BEGIN PROVIDED DATA

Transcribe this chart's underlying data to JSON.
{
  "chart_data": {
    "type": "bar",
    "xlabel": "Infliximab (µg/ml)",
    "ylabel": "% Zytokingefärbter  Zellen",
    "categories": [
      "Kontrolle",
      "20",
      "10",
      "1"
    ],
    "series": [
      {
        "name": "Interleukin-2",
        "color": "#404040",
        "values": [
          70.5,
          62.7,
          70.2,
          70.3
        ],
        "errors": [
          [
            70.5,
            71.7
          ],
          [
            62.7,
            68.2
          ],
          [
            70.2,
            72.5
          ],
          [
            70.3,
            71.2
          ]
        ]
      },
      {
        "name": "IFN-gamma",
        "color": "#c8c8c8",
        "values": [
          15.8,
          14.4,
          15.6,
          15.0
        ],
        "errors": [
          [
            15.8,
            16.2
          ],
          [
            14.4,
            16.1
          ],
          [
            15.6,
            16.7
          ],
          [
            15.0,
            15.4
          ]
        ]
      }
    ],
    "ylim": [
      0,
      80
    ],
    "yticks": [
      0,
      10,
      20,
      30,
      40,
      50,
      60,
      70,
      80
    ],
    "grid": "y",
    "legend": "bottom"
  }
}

END PROVIDED DATA

### DIRECTIONS FOR THIS TASK
Transcribe every entry verbatim.

### COMPLETE ANSWER
Transcribe this chart's underlying data to JSON.
{
  "chart_data": {
    "type": "bar",
    "xlabel": "Infliximab (µg/ml)",
    "ylabel": "% Zytokingefärbter  Zellen",
    "categories": [
      "Kontrolle",
      "20",
      "10",
      "1"
    ],
    "series": [
      {
        "name": "Interleukin-2",
        "color": "#404040",
        "values": [
          70.5,
          62.7,
          70.2,
          70.3
        ],
        "errors": [
          [
            70.5,
            71.7
          ],
          [
            62.7,
            68.2
          ],
          [
            70.2,
            72.5
          ],
          [
            70.3,
            71.2
          ]
        ]
      },
      {
        "name": "IFN-gamma",
        "color": "#c8c8c8",
        "values": [
          15.8,
          14.4,
          15.6,
          15.0
        ],
        "errors": [
          [
            15.8,
            16.2
          ],
          [
            14.4,
            16.1
          ],
          [
            15.6,
            16.7
          ],
          [
            15.0,
            15.4
          ]
        ]
      }
    ],
    "ylim": [
      0,
      80
    ],
    "yticks": [
      0,
      10,
      20,
      30,
      40,
      50,
      60,
      70,
      80
    ],
    "grid": "y",
    "legend": "bottom"
  }
}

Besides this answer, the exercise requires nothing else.